Figure content listings:
*** Begin section ***

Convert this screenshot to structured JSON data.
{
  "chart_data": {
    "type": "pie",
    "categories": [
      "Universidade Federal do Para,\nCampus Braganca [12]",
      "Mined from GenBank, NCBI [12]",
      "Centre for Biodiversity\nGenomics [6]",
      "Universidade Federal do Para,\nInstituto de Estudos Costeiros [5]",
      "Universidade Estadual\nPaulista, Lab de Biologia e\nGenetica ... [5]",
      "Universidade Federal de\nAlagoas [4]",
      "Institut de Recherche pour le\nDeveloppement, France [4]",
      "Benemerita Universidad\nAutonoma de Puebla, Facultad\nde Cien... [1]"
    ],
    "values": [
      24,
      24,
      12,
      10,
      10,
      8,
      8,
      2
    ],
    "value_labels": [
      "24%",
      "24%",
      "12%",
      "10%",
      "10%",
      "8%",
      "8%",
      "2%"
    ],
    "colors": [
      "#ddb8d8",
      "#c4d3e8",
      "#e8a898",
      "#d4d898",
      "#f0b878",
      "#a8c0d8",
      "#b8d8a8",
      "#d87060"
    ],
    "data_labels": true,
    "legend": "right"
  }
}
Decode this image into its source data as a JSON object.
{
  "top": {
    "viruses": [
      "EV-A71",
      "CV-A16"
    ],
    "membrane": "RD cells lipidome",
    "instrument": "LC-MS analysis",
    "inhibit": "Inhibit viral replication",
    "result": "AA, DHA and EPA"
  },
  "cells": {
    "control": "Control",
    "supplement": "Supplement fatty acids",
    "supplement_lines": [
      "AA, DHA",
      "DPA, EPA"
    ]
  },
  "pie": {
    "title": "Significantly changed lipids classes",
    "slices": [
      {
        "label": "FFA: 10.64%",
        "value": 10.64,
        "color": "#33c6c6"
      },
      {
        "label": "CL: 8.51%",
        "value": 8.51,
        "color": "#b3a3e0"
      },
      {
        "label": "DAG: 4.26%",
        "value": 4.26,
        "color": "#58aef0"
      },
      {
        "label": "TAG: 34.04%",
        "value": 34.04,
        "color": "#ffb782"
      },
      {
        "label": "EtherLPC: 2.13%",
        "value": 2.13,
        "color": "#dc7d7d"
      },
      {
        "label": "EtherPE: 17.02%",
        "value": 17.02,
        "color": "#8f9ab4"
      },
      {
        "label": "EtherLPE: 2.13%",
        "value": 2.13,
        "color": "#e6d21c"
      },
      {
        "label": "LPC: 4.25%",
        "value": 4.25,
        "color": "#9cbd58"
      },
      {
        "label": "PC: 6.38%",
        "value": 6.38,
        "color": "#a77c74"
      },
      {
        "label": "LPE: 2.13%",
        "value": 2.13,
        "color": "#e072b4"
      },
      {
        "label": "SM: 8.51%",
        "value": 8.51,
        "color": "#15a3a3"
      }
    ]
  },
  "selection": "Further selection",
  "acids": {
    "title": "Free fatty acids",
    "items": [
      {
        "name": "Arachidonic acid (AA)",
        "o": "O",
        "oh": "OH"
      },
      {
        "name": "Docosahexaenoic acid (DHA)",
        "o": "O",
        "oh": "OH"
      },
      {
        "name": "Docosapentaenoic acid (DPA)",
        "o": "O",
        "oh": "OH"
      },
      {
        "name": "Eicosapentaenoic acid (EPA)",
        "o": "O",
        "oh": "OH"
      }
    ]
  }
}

*** End section ***

▶ **Problem to work on**
Look above for every line with the word "Federal" and copy it.

▶ **Solution**
      "Universidade Federal do Para,\nCampus Braganca [12]",
      "Universidade Federal do Para,\nInstituto de Estudos Costeiros [5]",
      "Universidade Federal de\nAlagoas [4]",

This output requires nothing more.